Aim: In this exercise, reproduce all the entries that follow exactly.

** Start **

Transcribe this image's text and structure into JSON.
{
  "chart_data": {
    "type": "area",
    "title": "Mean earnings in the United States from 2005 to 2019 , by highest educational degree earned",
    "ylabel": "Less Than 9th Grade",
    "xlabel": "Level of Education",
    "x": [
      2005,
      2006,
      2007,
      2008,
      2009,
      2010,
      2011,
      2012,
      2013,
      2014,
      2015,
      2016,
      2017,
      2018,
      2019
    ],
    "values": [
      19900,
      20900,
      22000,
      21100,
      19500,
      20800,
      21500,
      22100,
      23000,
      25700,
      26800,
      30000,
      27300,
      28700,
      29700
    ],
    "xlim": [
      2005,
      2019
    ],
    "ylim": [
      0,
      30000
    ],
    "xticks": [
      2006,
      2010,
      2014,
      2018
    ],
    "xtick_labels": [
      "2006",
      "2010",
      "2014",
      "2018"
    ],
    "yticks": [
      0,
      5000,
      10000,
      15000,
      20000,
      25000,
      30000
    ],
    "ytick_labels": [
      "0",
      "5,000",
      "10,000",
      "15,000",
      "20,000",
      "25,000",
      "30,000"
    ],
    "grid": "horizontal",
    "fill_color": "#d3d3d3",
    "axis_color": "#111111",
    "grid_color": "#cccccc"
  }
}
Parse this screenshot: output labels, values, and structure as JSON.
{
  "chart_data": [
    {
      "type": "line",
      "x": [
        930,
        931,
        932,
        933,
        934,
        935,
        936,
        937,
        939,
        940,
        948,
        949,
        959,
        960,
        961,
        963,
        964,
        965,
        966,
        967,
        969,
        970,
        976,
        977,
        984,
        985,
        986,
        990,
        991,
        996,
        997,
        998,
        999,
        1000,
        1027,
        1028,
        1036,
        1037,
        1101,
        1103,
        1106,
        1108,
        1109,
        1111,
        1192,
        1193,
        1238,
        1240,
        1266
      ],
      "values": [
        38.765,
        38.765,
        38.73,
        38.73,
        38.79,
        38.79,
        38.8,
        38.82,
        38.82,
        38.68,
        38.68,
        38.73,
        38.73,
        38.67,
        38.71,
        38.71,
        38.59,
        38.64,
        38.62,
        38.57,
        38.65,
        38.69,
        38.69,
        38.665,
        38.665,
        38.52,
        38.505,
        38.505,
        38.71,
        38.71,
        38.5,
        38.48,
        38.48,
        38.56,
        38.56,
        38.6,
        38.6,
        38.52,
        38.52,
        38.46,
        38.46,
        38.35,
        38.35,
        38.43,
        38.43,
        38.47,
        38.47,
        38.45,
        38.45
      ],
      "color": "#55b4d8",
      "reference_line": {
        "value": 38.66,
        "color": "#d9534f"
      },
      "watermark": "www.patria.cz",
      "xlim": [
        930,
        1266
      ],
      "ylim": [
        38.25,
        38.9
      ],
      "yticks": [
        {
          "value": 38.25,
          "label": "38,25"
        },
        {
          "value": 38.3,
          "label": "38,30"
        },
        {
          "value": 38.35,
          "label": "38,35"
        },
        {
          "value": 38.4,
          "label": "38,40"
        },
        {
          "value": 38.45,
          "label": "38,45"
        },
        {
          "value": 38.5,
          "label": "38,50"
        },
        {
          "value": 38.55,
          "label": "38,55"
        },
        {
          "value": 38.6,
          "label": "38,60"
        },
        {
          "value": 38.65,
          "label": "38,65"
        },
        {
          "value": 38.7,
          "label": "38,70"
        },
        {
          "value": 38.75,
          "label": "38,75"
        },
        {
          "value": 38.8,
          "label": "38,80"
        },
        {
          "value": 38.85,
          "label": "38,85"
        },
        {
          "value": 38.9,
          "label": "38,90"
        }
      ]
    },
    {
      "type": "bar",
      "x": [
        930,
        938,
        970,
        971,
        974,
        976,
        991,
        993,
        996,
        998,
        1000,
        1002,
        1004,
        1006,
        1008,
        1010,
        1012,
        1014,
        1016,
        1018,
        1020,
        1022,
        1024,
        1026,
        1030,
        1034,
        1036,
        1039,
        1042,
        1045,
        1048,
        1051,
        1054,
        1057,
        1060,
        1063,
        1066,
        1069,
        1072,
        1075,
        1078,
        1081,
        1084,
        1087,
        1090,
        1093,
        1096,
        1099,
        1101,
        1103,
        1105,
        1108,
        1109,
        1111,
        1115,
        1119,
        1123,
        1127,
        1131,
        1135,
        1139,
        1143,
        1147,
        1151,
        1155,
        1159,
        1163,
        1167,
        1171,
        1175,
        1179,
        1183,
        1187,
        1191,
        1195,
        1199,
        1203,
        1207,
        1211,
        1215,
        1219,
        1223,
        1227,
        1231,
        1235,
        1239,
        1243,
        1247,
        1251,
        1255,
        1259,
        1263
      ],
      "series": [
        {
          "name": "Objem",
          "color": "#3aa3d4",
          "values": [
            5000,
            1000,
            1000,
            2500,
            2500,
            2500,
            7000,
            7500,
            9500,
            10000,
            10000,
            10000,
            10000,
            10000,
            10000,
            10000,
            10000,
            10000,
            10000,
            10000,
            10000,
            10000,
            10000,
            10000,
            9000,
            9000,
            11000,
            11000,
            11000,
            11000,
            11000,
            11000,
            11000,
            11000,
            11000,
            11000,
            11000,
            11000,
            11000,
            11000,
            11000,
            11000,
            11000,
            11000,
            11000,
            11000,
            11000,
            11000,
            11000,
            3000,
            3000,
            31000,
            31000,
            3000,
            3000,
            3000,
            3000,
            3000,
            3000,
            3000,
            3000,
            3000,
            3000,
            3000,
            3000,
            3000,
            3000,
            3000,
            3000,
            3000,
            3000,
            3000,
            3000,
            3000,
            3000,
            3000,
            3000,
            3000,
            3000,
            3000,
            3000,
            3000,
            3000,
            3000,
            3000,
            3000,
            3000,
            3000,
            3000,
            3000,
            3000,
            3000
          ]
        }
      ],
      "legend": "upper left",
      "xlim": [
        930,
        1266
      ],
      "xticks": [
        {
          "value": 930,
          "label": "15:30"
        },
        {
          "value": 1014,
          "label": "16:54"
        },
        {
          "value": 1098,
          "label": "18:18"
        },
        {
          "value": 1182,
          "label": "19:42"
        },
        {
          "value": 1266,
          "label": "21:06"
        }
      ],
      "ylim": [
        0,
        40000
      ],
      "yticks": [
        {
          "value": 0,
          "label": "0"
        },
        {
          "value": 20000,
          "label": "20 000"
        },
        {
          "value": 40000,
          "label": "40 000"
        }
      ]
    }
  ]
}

** End **

Final result:
Transcribe this image's text and structure into JSON.
{
  "chart_data": {
    "type": "area",
    "title": "Mean earnings in the United States from 2005 to 2019 , by highest educational degree earned",
    "ylabel": "Less Than 9th Grade",
    "xlabel": "Level of Education",
    "x": [
      2005,
      2006,
      2007,
      2008,
      2009,
      2010,
      2011,
      2012,
      2013,
      2014,
      2015,
      2016,
      2017,
      2018,
      2019
    ],
    "values": [
      19900,
      20900,
      22000,
      21100,
      19500,
      20800,
      21500,
      22100,
      23000,
      25700,
      26800,
      30000,
      27300,
      28700,
      29700
    ],
    "xlim": [
      2005,
      2019
    ],
    "ylim": [
      0,
      30000
    ],
    "xticks": [
      2006,
      2010,
      2014,
      2018
    ],
    "xtick_labels": [
      "2006",
      "2010",
      "2014",
      "2018"
    ],
    "yticks": [
      0,
      5000,
      10000,
      15000,
      20000,
      25000,
      30000
    ],
    "ytick_labels": [
      "0",
      "5,000",
      "10,000",
      "15,000",
      "20,000",
      "25,000",
      "30,000"
    ],
    "grid": "horizontal",
    "fill_color": "#d3d3d3",
    "axis_color": "#111111",
    "grid_color": "#cccccc"
  }
}
Parse this screenshot: output labels, values, and structure as JSON.
{
  "chart_data": [
    {
      "type": "line",
      "x": [
        930,
        931,
        932,
        933,
        934,
        935,
        936,
        937,
        939,
        940,
        948,
        949,
        959,
        960,
        961,
        963,
        964,
        965,
        966,
        967,
        969,
        970,
        976,
        977,
        984,
        985,
        986,
        990,
        991,
        996,
        997,
        998,
        999,
        1000,
        1027,
        1028,
        1036,
        1037,
        1101,
        1103,
        1106,
        1108,
        1109,
        1111,
        1192,
        1193,
        1238,
        1240,
        1266
      ],
      "values": [
        38.765,
        38.765,
        38.73,
        38.73,
        38.79,
        38.79,
        38.8,
        38.82,
        38.82,
        38.68,
        38.68,
        38.73,
        38.73,
        38.67,
        38.71,
        38.71,
        38.59,
        38.64,
        38.62,
        38.57,
        38.65,
        38.69,
        38.69,
        38.665,
        38.665,
        38.52,
        38.505,
        38.505,
        38.71,
        38.71,
        38.5,
        38.48,
        38.48,
        38.56,
        38.56,
        38.6,
        38.6,
        38.52,
        38.52,
        38.46,
        38.46,
        38.35,
        38.35,
        38.43,
        38.43,
        38.47,
        38.47,
        38.45,
        38.45
      ],
      "color": "#55b4d8",
      "reference_line": {
        "value": 38.66,
        "color": "#d9534f"
      },
      "watermark": "www.patria.cz",
      "xlim": [
        930,
        1266
      ],
      "ylim": [
        38.25,
        38.9
      ],
      "yticks": [
        {
          "value": 38.25,
          "label": "38,25"
        },
        {
          "value": 38.3,
          "label": "38,30"
        },
        {
          "value": 38.35,
          "label": "38,35"
        },
        {
          "value": 38.4,
          "label": "38,40"
        },
        {
          "value": 38.45,
          "label": "38,45"
        },
        {
          "value": 38.5,
          "label": "38,50"
        },
        {
          "value": 38.55,
          "label": "38,55"
        },
        {
          "value": 38.6,
          "label": "38,60"
        },
        {
          "value": 38.65,
          "label": "38,65"
        },
        {
          "value": 38.7,
          "label": "38,70"
        },
        {
          "value": 38.75,
          "label": "38,75"
        },
        {
          "value": 38.8,
          "label": "38,80"
        },
        {
          "value": 38.85,
          "label": "38,85"
        },
        {
          "value": 38.9,
          "label": "38,90"
        }
      ]
    },
    {
      "type": "bar",
      "x": [
        930,
        938,
        970,
        971,
        974,
        976,
        991,
        993,
        996,
        998,
        1000,
        1002,
        1004,
        1006,
        1008,
        1010,
        1012,
        1014,
        1016,
        1018,
        1020,
        1022,
        1024,
        1026,
        1030,
        1034,
        1036,
        1039,
        1042,
        1045,
        1048,
        1051,
        1054,
        1057,
        1060,
        1063,
        1066,
        1069,
        1072,
        1075,
        1078,
        1081,
        1084,
        1087,
        1090,
        1093,
        1096,
        1099,
        1101,
        1103,
        1105,
        1108,
        1109,
        1111,
        1115,
        1119,
        1123,
        1127,
        1131,
        1135,
        1139,
        1143,
        1147,
        1151,
        1155,
        1159,
        1163,
        1167,
        1171,
        1175,
        1179,
        1183,
        1187,
        1191,
        1195,
        1199,
        1203,
        1207,
        1211,
        1215,
        1219,
        1223,
        1227,
        1231,
        1235,
        1239,
        1243,
        1247,
        1251,
        1255,
        1259,
        1263
      ],
      "series": [
        {
          "name": "Objem",
          "color": "#3aa3d4",
          "values": [
            5000,
            1000,
            1000,
            2500,
            2500,
            2500,
            7000,
            7500,
            9500,
            10000,
            10000,
            10000,
            10000,
            10000,
            10000,
            10000,
            10000,
            10000,
            10000,
            10000,
            10000,
            10000,
            10000,
            10000,
            9000,
            9000,
            11000,
            11000,
            11000,
            11000,
            11000,
            11000,
            11000,
            11000,
            11000,
            11000,
            11000,
            11000,
            11000,
            11000,
            11000,
            11000,
            11000,
            11000,
            11000,
            11000,
            11000,
            11000,
            11000,
            3000,
            3000,
            31000,
            31000,
            3000,
            3000,
            3000,
            3000,
            3000,
            3000,
            3000,
            3000,
            3000,
            3000,
            3000,
            3000,
            3000,
            3000,
            3000,
            3000,
            3000,
            3000,
            3000,
            3000,
            3000,
            3000,
            3000,
            3000,
            3000,
            3000,
            3000,
            3000,
            3000,
            3000,
            3000,
            3000,
            3000,
            3000,
            3000,
            3000,
            3000,
            3000,
            3000
          ]
        }
      ],
      "legend": "upper left",
      "xlim": [
        930,
        1266
      ],
      "xticks": [
        {
          "value": 930,
          "label": "15:30"
        },
        {
          "value": 1014,
          "label": "16:54"
        },
        {
          "value": 1098,
          "label": "18:18"
        },
        {
          "value": 1182,
          "label": "19:42"
        },
        {
          "value": 1266,
          "label": "21:06"
        }
      ],
      "ylim": [
        0,
        40000
      ],
      "yticks": [
        {
          "value": 0,
          "label": "0"
        },
        {
          "value": 20000,
          "label": "20 000"
        },
        {
          "value": 40000,
          "label": "40 000"
        }
      ]
    }
  ]
}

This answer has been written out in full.